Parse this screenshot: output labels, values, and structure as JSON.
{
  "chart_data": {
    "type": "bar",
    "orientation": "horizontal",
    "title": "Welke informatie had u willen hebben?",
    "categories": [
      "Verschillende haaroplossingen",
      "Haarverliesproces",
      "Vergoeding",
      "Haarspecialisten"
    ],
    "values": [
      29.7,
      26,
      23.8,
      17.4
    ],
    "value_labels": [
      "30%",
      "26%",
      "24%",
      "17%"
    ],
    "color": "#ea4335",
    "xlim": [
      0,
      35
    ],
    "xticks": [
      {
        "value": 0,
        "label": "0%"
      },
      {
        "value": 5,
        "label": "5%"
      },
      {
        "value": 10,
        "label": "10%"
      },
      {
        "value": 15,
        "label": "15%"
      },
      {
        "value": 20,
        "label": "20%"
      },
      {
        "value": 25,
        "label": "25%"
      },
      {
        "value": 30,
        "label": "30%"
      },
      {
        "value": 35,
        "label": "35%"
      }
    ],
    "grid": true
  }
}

#### Your instructions:
Repeat the records above in full, character for character.

#### Solution:
Parse this screenshot: output labels, values, and structure as JSON.
{
  "chart_data": {
    "type": "bar",
    "orientation": "horizontal",
    "title": "Welke informatie had u willen hebben?",
    "categories": [
      "Verschillende haaroplossingen",
      "Haarverliesproces",
      "Vergoeding",
      "Haarspecialisten"
    ],
    "values": [
      29.7,
      26,
      23.8,
      17.4
    ],
    "value_labels": [
      "30%",
      "26%",
      "24%",
      "17%"
    ],
    "color": "#ea4335",
    "xlim": [
      0,
      35
    ],
    "xticks": [
      {
        "value": 0,
        "label": "0%"
      },
      {
        "value": 5,
        "label": "5%"
      },
      {
        "value": 10,
        "label": "10%"
      },
      {
        "value": 15,
        "label": "15%"
      },
      {
        "value": 20,
        "label": "20%"
      },
      {
        "value": 25,
        "label": "25%"
      },
      {
        "value": 30,
        "label": "30%"
      },
      {
        "value": 35,
        "label": "35%"
      }
    ],
    "grid": true
  }
}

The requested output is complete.